* _Do this_
Pull each line holding the word "quora" from the data.

* _Supplied records_
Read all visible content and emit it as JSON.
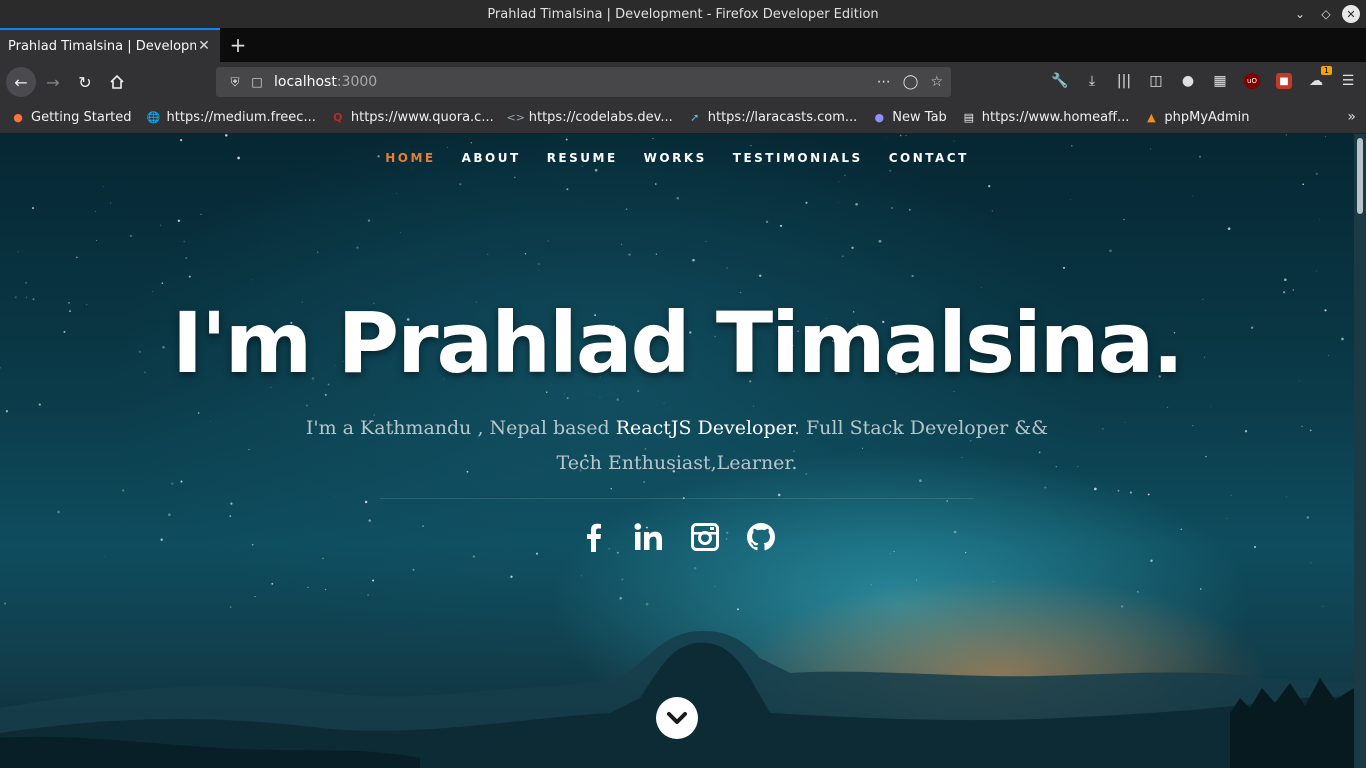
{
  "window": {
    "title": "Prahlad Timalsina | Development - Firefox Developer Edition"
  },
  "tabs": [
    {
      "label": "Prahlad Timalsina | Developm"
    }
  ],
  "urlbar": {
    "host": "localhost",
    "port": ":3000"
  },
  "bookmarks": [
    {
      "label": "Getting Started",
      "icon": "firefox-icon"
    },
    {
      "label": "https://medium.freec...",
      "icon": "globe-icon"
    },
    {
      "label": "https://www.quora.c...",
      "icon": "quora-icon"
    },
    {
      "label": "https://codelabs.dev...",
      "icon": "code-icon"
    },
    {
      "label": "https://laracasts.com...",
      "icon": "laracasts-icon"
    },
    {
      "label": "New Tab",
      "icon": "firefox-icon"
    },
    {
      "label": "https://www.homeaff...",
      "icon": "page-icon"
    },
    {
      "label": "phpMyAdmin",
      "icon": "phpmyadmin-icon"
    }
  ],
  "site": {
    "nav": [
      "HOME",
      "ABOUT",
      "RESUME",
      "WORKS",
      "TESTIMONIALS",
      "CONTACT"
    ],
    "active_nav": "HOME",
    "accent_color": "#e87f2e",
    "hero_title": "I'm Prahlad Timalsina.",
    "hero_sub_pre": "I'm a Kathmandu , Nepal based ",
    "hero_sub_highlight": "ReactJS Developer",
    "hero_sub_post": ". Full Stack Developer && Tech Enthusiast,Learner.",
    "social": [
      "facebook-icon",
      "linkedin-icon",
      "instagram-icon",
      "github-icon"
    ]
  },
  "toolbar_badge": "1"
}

...

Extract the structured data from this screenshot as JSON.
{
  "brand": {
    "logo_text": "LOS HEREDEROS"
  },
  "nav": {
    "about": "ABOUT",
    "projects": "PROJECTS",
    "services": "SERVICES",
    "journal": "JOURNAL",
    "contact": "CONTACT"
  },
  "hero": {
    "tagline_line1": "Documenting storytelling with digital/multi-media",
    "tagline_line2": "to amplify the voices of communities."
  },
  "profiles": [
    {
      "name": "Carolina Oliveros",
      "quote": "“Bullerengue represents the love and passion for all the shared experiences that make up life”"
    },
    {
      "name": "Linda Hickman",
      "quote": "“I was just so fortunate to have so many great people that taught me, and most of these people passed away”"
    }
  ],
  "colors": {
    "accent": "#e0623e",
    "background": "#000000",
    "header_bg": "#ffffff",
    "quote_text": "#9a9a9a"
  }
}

* _Problem solution_
      "label": "https://www.quora.c...",
      "icon": "quora-icon"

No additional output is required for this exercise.